Exercises to complete
a) Summarize the opinion thread on Joel Chandler Harris in two sentences.
b) Update the opinion thread on Joel Chandler Harris by reproducing everything from "A long OP but" down to "Joel Chandler Harris.", replacing "faculty" with "staff".

Source passage
━━━━━━
Uncle Remus/Joel Chandler Harris/Song of the South: an opinion thread

A long OP but replies can be short or long as you wish. I could see this as more fitting for IMHO or even GD, but since it’s literature and movie related I’ll put it here and see if it gets any responses.

The school where I work is doing a presentation for Black History Month involvign faculty and students portraying historical characters in vignettes discussing their significance in black history. I’ve been asked to participate and (unlike the other two white faculty members asked) I agreed. I’d originally thought of John Brown since I think he’s a fascinating character, but I was specifically asked to choose a southerner. I ultimately chose Joel Chandler Harris.

I’ve been interested in him for years. For starters there’s a physical resemblance between us (me and him, or vice versa- hard to tell us apart really), but more importantly I’ve researched him since I used to live a few miles away from his birthplace and developed a strong interest in him.** I worked for some while on a show for three actors (one man [me] playing him, another playing alternately Uncle Remus [and his historical counterparts] and W.E.B. Dubois, and a third playing his foster father and Sam Clemens and other characters he was associated with) and the fables being enacted by puppets. For the presentation all I need to do is take the script down from 2.5 hours to 5 minutes.
━━━━━━
Available data
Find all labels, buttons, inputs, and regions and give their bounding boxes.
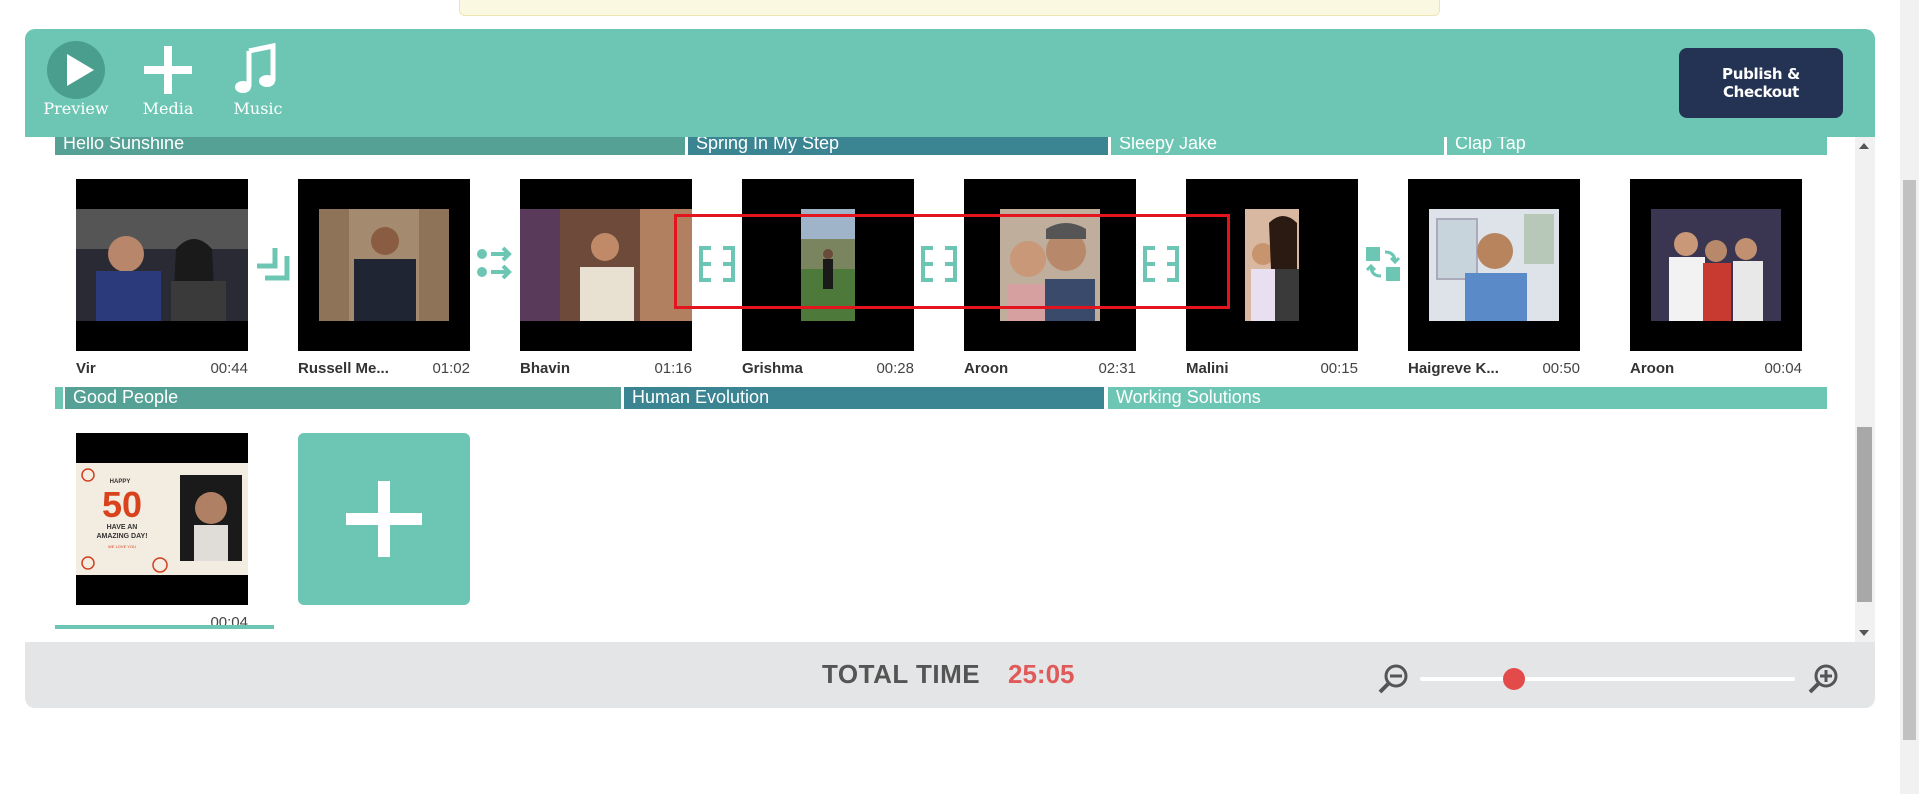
━━━━━━
Results for the exercise
a) Asked to portray a southerner in a school's Black History Month presentation, the writer agreed and chose Joel Chandler Harris after first thinking of John Brown. The writer has long researched Harris, having lived a few miles from his birthplace, and now needs to cut a 2.5-hour script written for a three-actor show about him down to 5 minutes.

b)
A long OP but replies can be short or long as you wish. I could see this as more fitting for IMHO or even GD, but since it’s literature and movie related I’ll put it here and see if it gets any responses.

The school where I work is doing a presentation for Black History Month involvign staff and students portraying historical characters in vignettes discussing their significance in black history. I’ve been asked to participate and (unlike the other two white staff members asked) I agreed. I’d originally thought of John Brown since I think he’s a fascinating character, but I was specifically asked to choose a southerner. I ultimately chose Joel Chandler Harris.